#### What is being asked:
Go through the lines below. Copy those with "solid".

#### Data provided:
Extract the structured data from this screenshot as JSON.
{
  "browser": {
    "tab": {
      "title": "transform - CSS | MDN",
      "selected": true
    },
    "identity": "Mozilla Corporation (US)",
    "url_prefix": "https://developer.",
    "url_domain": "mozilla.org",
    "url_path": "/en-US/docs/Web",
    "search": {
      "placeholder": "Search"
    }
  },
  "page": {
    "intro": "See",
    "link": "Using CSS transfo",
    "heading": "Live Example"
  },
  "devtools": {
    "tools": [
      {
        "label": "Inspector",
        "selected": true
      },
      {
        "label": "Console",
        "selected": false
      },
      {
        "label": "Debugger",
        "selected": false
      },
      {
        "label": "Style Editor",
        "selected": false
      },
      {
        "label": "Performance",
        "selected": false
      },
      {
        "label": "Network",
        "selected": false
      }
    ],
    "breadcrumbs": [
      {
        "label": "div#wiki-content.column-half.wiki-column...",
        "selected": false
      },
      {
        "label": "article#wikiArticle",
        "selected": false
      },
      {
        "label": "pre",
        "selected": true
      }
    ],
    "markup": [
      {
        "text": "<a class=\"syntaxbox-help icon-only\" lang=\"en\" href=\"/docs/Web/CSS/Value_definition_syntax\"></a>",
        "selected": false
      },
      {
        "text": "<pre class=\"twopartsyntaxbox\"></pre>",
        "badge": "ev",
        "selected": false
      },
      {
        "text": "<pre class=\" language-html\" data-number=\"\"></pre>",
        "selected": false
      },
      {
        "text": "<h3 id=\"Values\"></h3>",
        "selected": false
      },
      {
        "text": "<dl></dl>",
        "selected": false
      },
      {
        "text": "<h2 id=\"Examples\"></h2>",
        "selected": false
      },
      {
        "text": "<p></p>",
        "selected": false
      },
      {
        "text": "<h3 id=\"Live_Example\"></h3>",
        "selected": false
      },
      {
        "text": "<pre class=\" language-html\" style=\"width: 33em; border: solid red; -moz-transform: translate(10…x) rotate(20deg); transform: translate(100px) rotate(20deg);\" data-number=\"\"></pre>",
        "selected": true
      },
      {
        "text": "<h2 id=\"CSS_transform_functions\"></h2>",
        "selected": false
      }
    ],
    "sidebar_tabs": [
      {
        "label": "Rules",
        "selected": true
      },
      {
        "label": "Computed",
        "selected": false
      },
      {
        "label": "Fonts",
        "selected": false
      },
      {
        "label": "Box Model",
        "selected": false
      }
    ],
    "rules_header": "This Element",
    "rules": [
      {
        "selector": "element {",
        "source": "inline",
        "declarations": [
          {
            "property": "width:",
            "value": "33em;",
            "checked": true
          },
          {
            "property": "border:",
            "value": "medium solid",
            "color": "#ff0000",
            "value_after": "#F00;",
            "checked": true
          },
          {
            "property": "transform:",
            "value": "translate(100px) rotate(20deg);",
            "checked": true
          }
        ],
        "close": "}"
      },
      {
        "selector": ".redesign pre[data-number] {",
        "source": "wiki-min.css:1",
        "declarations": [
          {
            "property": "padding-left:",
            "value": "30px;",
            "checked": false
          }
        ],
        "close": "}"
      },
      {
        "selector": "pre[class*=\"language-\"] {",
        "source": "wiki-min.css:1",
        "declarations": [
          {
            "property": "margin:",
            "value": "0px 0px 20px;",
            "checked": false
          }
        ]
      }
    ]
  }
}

#### Exercise result:
        "text": "<pre class=\" language-html\" style=\"width: 33em; border: solid red; -moz-transform: translate(10…x) rotate(20deg); transform: translate(100px) rotate(20deg);\" data-number=\"\"></pre>",
            "value": "medium solid",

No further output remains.